▸ To do
When "name" occurs in a line of the material, copy that line.
*** Begin section ***
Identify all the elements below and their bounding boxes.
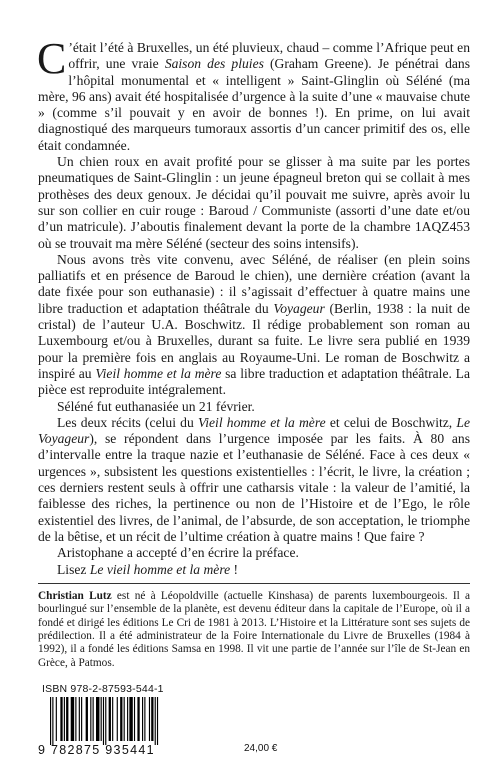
barcode-bar — [144, 697, 145, 741]
barcode-bar — [79, 697, 80, 741]
text-span: sa libre traduction et adaptation théâtrale. La pièce est reproduite intégralement. — [38, 365, 470, 398]
text-span: (Berlin, 1938 : la nuit de cristal) de l’auteur U.A. Boschwitz. Il rédige probablement son roman au Luxembourg et/ou à Bruxelles, durant sa fuite. Le livre sera publié en 1939 pour la première fois en anglais au Royaume-Uni. Le roman de Boschwitz a inspiré au — [38, 300, 470, 381]
book-title-italic: Saison des pluies — [164, 56, 264, 72]
barcode-bar — [93, 697, 94, 741]
text-span: ), se répondent dans l’urgence imposée par les faits. À 80 ans d’intervalle entre la traque nazie et l’euthanasie de Séléné. Face à ces deux « urgences », subsistent les questions existentielles : l’écrit, le livre, la création ; ces derniers restent seuls à offrir une catharsis vitale : la valeur de l’amitié, la faiblesse des riches, la pertinence ou non de l’Histoire et de l’Ego, le rôle existentiel des livres, de l’animal, de l’absurde, de son acceptation, le triomphe de la bêtise, et un récit de l’ultime création à quatre mains ! Que faire ? — [38, 431, 470, 544]
barcode-bar — [149, 697, 150, 741]
paragraph-1 — [37, 34, 470, 154]
barcode-bar — [112, 697, 113, 741]
barcode-icon — [48, 697, 204, 745]
barcode-bar — [50, 697, 51, 745]
barcode-bar — [64, 697, 65, 741]
barcode-bar — [155, 697, 156, 745]
barcode-bar — [103, 697, 104, 745]
barcode-bar — [124, 697, 125, 741]
book-title-italic: Vieil homme et la mère — [197, 414, 326, 430]
barcode-bar — [105, 697, 106, 745]
barcode-digits: 9 782875 935441 — [38, 743, 155, 757]
book-title-italic: Vieil homme et la mère — [95, 365, 222, 381]
barcode-bar — [81, 697, 82, 741]
author-name: Christian Lutz — [38, 589, 112, 602]
barcode-bar — [117, 697, 118, 741]
text-span: (Graham Greene). Je pénétrai dans l’hôpital monumental et « intelligent » Saint-Glinglin où Séléné (ma mère, 96 ans) avait été hospitalisée d’urgence à la suite d’une « mauvaise chute » (comme s’il pouvait y en avoir de bonnes !). En prime, on lui avait diagnostiqué des marqueurs tumoraux assortis d’un cancer primitif des os, elle était condamnée. — [38, 56, 470, 153]
barcode-bar — [109, 697, 111, 741]
author-bio — [38, 590, 470, 670]
barcode-bar — [71, 697, 74, 741]
barcode-bar — [66, 697, 68, 741]
barcode-bar — [142, 697, 143, 741]
paragraph-2: Un chien roux en avait profité pour se glisser à ma suite par les portes pneumatiques de Saint-Glinglin : un jeune épagneul breton qui se collait à mes prothèses des deux genoux. Je décidai qu’il pouvait me suivre, après avoir lu sur son collier en cuir rouge : Baroud / Communiste (assorti d’une date et/ou d’un matricule). J’aboutis finalement devant la porte de la chambre 1AQZ453 où se trouvait ma mère Séléné (secteur des soins intensifs). — [38, 154, 470, 251]
separator-line — [38, 583, 470, 584]
paragraph-4: Séléné fut euthanasiée un 21 février. — [57, 398, 255, 414]
book-title-italic: Le Voyageur — [38, 414, 470, 447]
barcode-block — [38, 683, 238, 759]
barcode-bar — [134, 697, 135, 741]
barcode-bar — [86, 697, 88, 741]
barcode-bar — [60, 697, 62, 741]
book-title-italic: Voyageur — [273, 300, 325, 316]
barcode-bar — [129, 697, 132, 741]
text-span: et celui de Boschwitz, — [325, 414, 457, 430]
paragraph-5 — [38, 415, 470, 545]
author-bio-text: est né à Léopoldville (actuelle Kinshasa) de parents luxembourgeois. Il a bourlingué sur l’ensemble de la planète, est devenu éditeur dans la capitale de l’Europe, où il a fondé et dirigé les éditions Le Cri de 1981 à 2013. L’Histoire et la Littérature sont ses sujets de prédilection. Il a été administrateur de la Foire Internationale du Livre de Bruxelles (1984 à 1992), il a fondé les éditions Samsa en 1998. Il vit une partie de l’année sur l’île de St-Jean en Grèce, à Patmos. — [38, 589, 470, 669]
text-span: Les deux récits (celui du — [57, 414, 198, 430]
back-cover-content — [37, 34, 470, 670]
book-title-italic: Le vieil homme et la mère — [89, 561, 231, 577]
barcode-bar — [137, 697, 139, 741]
paragraph-7 — [38, 562, 470, 578]
barcode-bar — [151, 697, 153, 741]
text-span: ’était l’été à Bruxelles, un été pluvieux, chaud – comme l’Afrique peut en offrir, une vraie — [68, 40, 470, 72]
barcode-bar — [56, 697, 57, 741]
barcode-bar — [157, 697, 158, 745]
price-label: 24,00 € — [244, 743, 278, 754]
paragraph-3 — [38, 252, 470, 399]
barcode-bar — [96, 697, 99, 741]
barcode-bar — [101, 697, 102, 741]
barcode-bar — [52, 697, 53, 745]
paragraph-6: Aristophane a accepté d’en écrire la préface. — [57, 545, 299, 561]
text-span: Nous avons très vite convenu, avec Séléné, de réaliser (en plein soins palliatifs et en présence de Baroud le chien), une dernière création (avant la date fixée pour son euthanasie) : il s’agissait d’effectuer à quatre mains une libre traduction et adaptation théâtrale du — [38, 251, 470, 316]
text-span: ! — [230, 561, 239, 577]
barcode-bar — [127, 697, 128, 741]
text-span: Lisez — [57, 561, 90, 577]
drop-cap: C — [37, 34, 67, 83]
blurb-text — [37, 34, 470, 578]
barcode-bar — [120, 697, 122, 741]
barcode-bar — [90, 697, 91, 741]
barcode-bar — [75, 697, 76, 741]
isbn-label: ISBN 978-2-87593-544-1 — [42, 683, 164, 695]
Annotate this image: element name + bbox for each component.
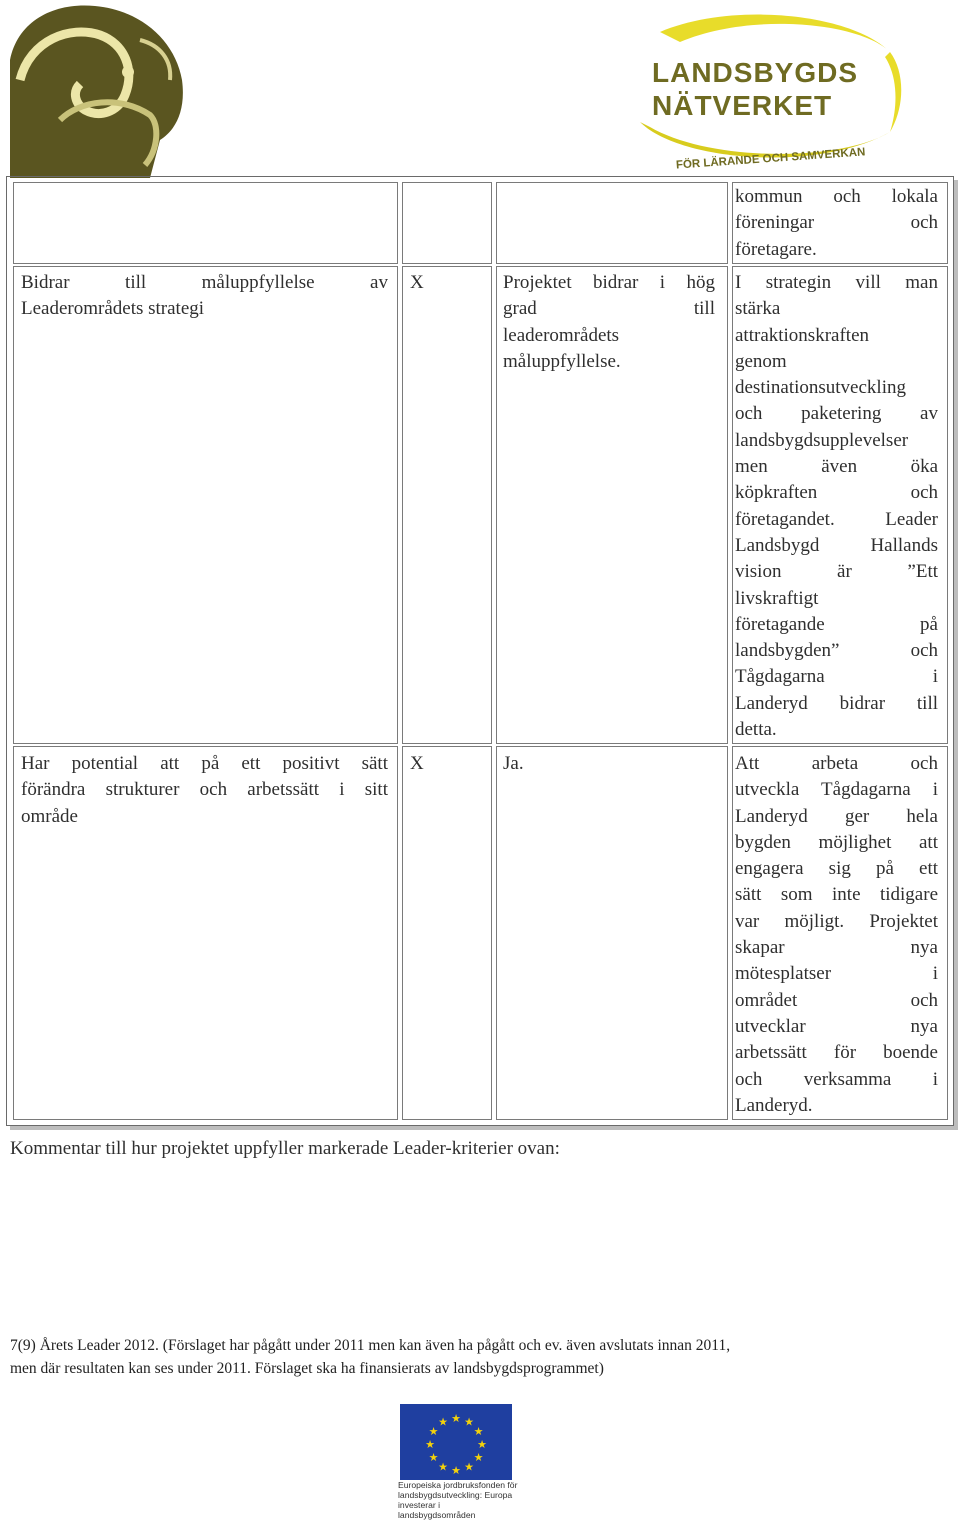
text-line: Tågdagarna i	[735, 666, 938, 688]
svg-text:★: ★	[438, 1460, 448, 1474]
text-line: genom	[735, 350, 787, 372]
text-line: destinationsutveckling	[735, 377, 906, 399]
text-line: leaderområdets	[503, 324, 620, 346]
table-shadow-right	[954, 180, 958, 1130]
text-line: landsbygdsupplevelser	[735, 429, 909, 451]
text-line: Landeryd ger hela	[735, 805, 938, 827]
text-line: kommun och lokala	[735, 186, 938, 207]
text-line: arbetssätt för boende	[735, 1042, 938, 1064]
text-line: Har potential att på ett positivt sätt	[21, 753, 388, 774]
logo-line-2: NÄTVERKET	[652, 90, 833, 121]
text-line: I strategin vill man	[735, 272, 938, 293]
text-line: vision är ”Ett	[735, 561, 938, 583]
text-line: Projektet bidrar i hög	[503, 272, 715, 293]
row1-criterion-text	[21, 270, 388, 323]
logo-line-1: LANDSBYGDS	[652, 57, 859, 88]
text-line: grad till	[503, 298, 715, 320]
text-line: Landeryd.	[735, 1094, 813, 1116]
eu-caption-line: landsbygdsutveckling: Europa	[398, 1490, 513, 1500]
text-line: engagera sig på ett	[735, 858, 938, 880]
text-line: livskraftigt	[735, 587, 819, 609]
row0-criterion-cell	[13, 182, 398, 264]
text-line: Leaderområdets strategi	[21, 298, 205, 320]
row0-answer-cell	[496, 182, 728, 264]
row2-answer-cell	[496, 746, 728, 1120]
text-line: och paketering av	[735, 403, 938, 425]
text-line: måluppfyllelse.	[503, 350, 621, 372]
svg-text:★: ★	[425, 1438, 435, 1451]
footer-line-2: men där resultaten kan ses under 2011. Förslaget ska ha finansierats av landsbygdsprogrammet)	[10, 1360, 604, 1377]
row1-mark-cell	[402, 266, 492, 744]
svg-text:★: ★	[477, 1438, 487, 1451]
text-line: utvecklar nya	[735, 1015, 938, 1037]
logo-tagline: FÖR LÄRANDE OCH SAMVERKAN	[675, 146, 866, 172]
text-line: utveckla Tågdagarna i	[735, 779, 938, 801]
text-line: Bidrar till måluppfyllelse av	[21, 272, 388, 293]
row2-mark-cell	[402, 746, 492, 1120]
svg-text:★: ★	[451, 1412, 461, 1425]
landsbygdsnatverket-logo	[620, 12, 920, 172]
svg-text:★: ★	[473, 1451, 484, 1464]
text-line: skapar nya	[735, 937, 938, 959]
svg-text:★: ★	[451, 1464, 461, 1477]
row1-answer-text	[503, 270, 715, 375]
text-line: föreningar och	[735, 212, 938, 234]
text-line: Att arbeta och	[735, 753, 938, 774]
row2-comment-text	[735, 751, 938, 1119]
text-line: bygden möjlighet att	[735, 831, 938, 853]
text-line: men även öka	[735, 456, 938, 478]
text-line: mötesplatser i	[735, 963, 938, 985]
svg-text:★: ★	[428, 1425, 439, 1438]
svg-text:★: ★	[438, 1415, 448, 1429]
eu-stars-icon	[400, 1404, 512, 1480]
ram-logo	[0, 0, 200, 178]
table-shadow-bottom	[10, 1126, 958, 1130]
eu-caption	[398, 1480, 518, 1520]
eu-caption-line: investerar i landsbygdsområden	[398, 1500, 476, 1520]
row2-criterion-text	[21, 751, 388, 830]
page-footer	[10, 1334, 930, 1380]
row2-mark: X	[410, 753, 424, 774]
text-line: Landsbygd Hallands	[735, 534, 938, 556]
text-line: företagare.	[735, 238, 817, 260]
text-line: Landeryd bidrar till	[735, 692, 938, 714]
row2-answer-text	[503, 751, 715, 777]
text-line: köpkraften och	[735, 482, 938, 504]
row0-mark-cell	[402, 182, 492, 264]
svg-text:★: ★	[428, 1451, 439, 1464]
text-line: området och	[735, 989, 938, 1011]
text-line: attraktionskraften	[735, 324, 870, 346]
svg-text:★: ★	[473, 1425, 484, 1438]
text-line: område	[21, 805, 78, 827]
text-line: stärka	[735, 298, 781, 320]
row1-comment-text	[735, 270, 938, 743]
svg-text:★: ★	[464, 1415, 474, 1429]
comment-heading: Kommentar till hur projektet uppfyller markerade Leader-kriterier ovan:	[10, 1138, 560, 1159]
text-line: var möjligt. Projektet	[735, 910, 938, 932]
text-line: Ja.	[503, 753, 524, 774]
text-line: företagandet. Leader	[735, 508, 938, 530]
text-line: sätt som inte tidigare	[735, 884, 938, 906]
text-line: detta.	[735, 719, 777, 741]
eu-caption-line: Europeiska jordbruksfonden för	[398, 1480, 518, 1490]
text-line: förändra strukturer och arbetssätt i sitt	[21, 779, 388, 801]
text-line: företagande på	[735, 613, 938, 635]
svg-text:★: ★	[464, 1460, 474, 1474]
eu-flag-icon	[400, 1404, 512, 1480]
text-line: och verksamma i	[735, 1068, 938, 1090]
row1-criterion-cell	[13, 266, 398, 744]
footer-line-1: 7(9) Årets Leader 2012. (Förslaget har pågått under 2011 men kan även ha pågått och ev. även avslutats innan 2011,	[10, 1337, 731, 1354]
row1-mark: X	[410, 272, 424, 293]
row0-comment-text	[735, 184, 938, 263]
text-line: landsbygden” och	[735, 640, 938, 662]
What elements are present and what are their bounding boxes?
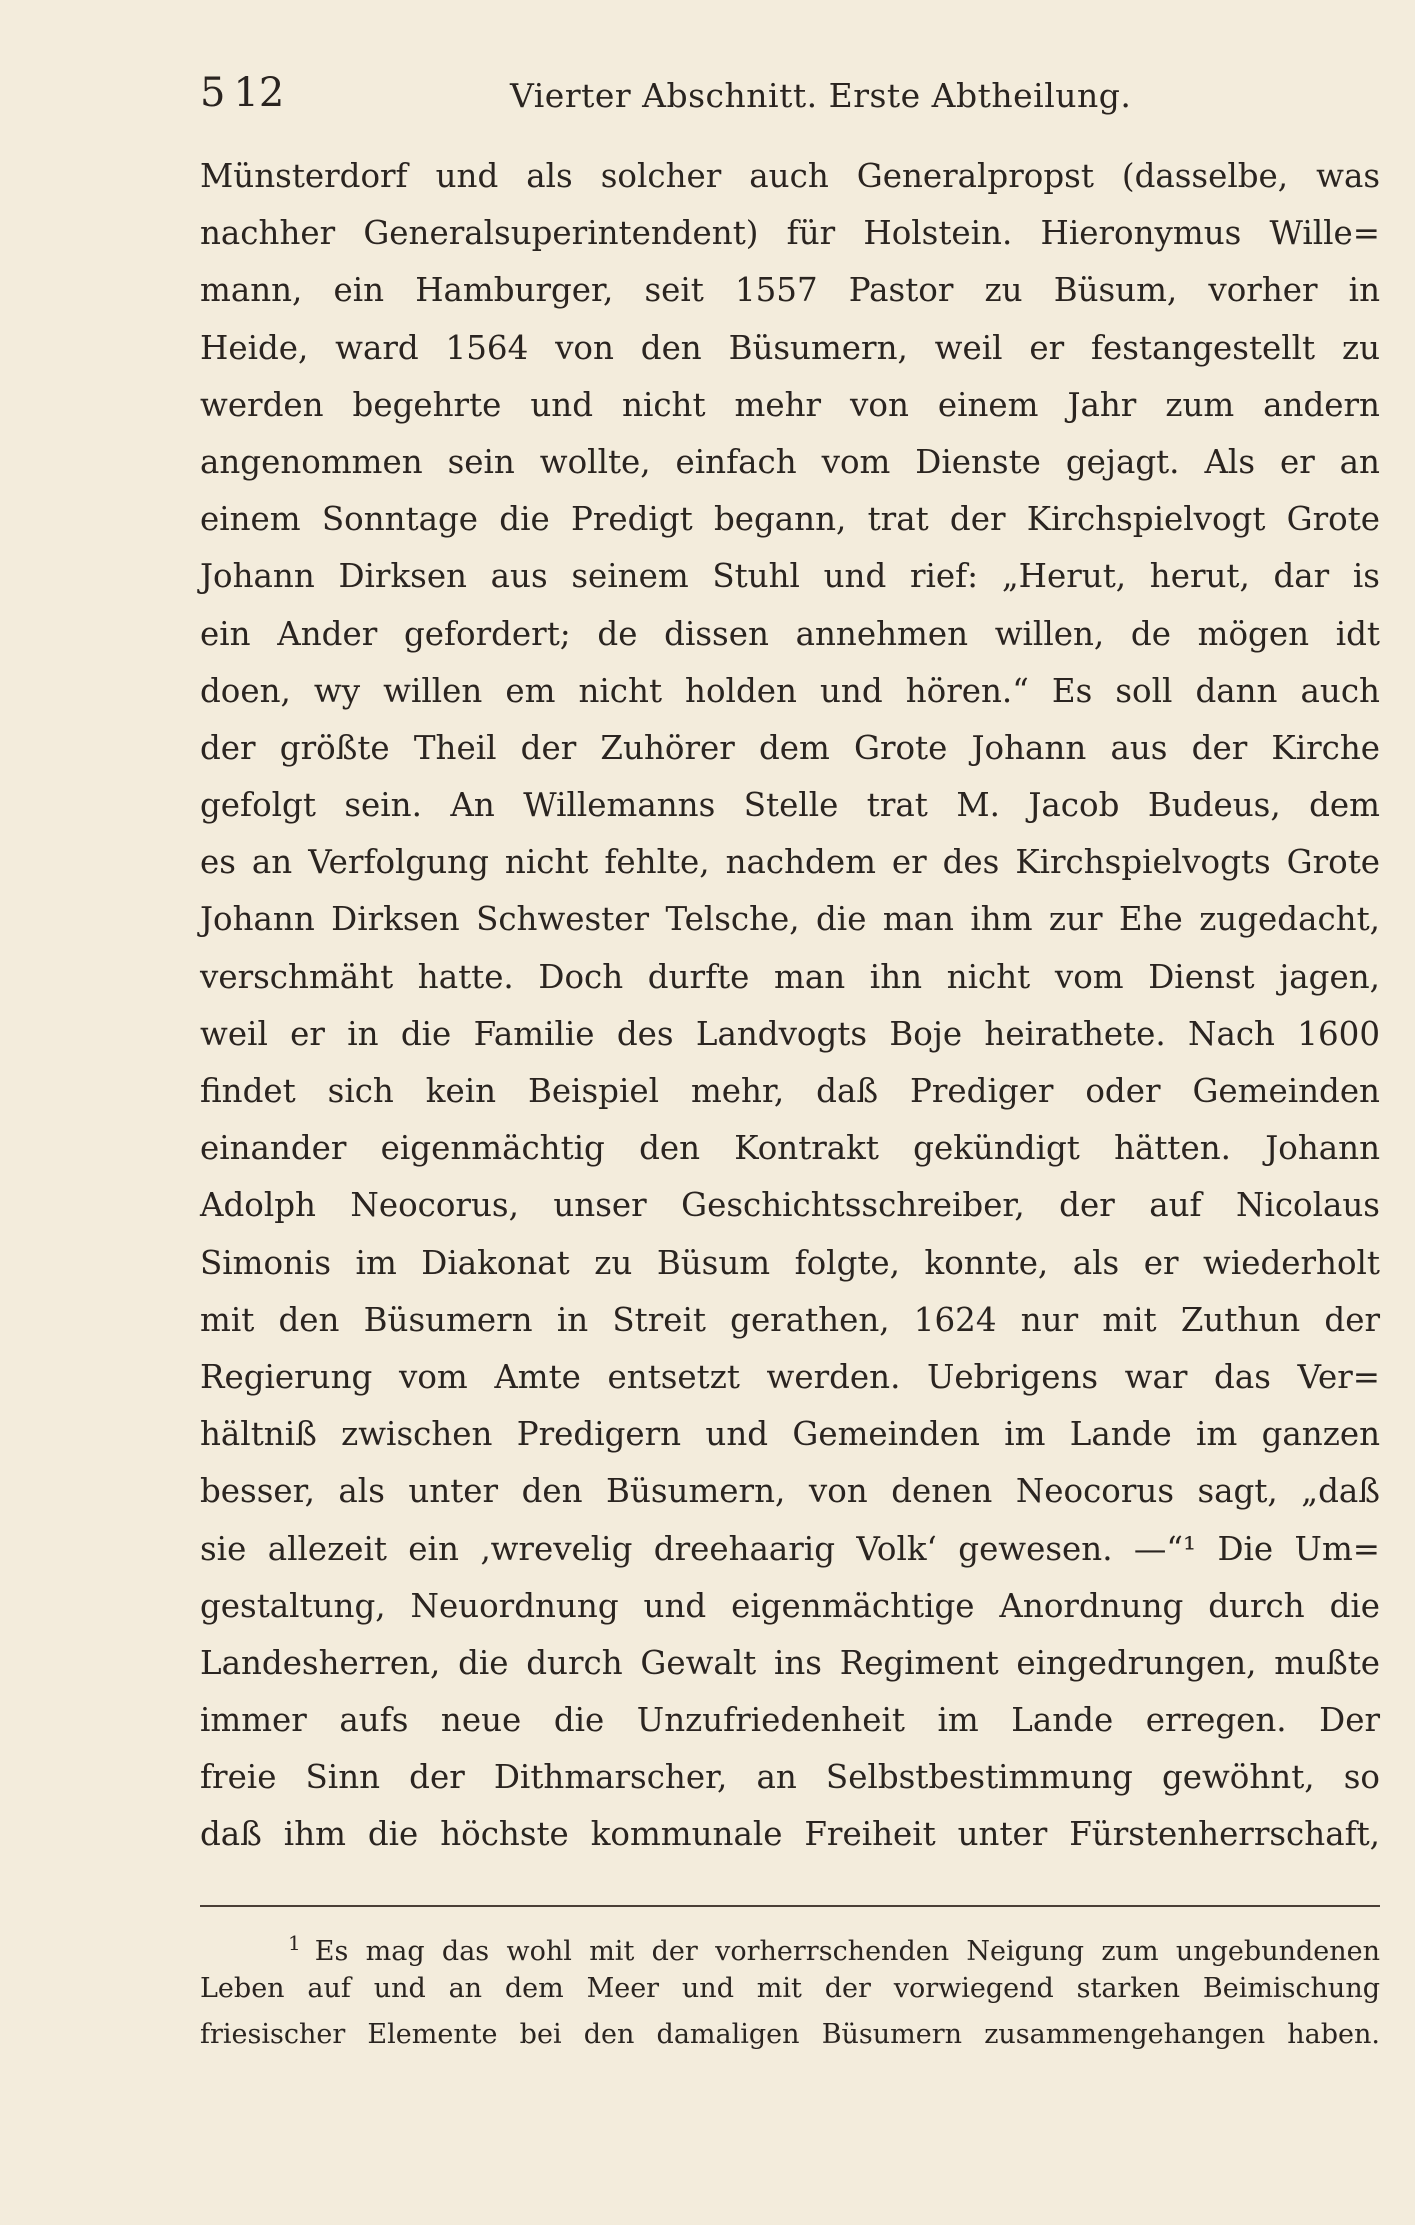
*** End section ***
▸ Solution for this problem
author-name: Christian Lutz — [38, 589, 112, 602]
Annotate this image: element name + bbox for each component.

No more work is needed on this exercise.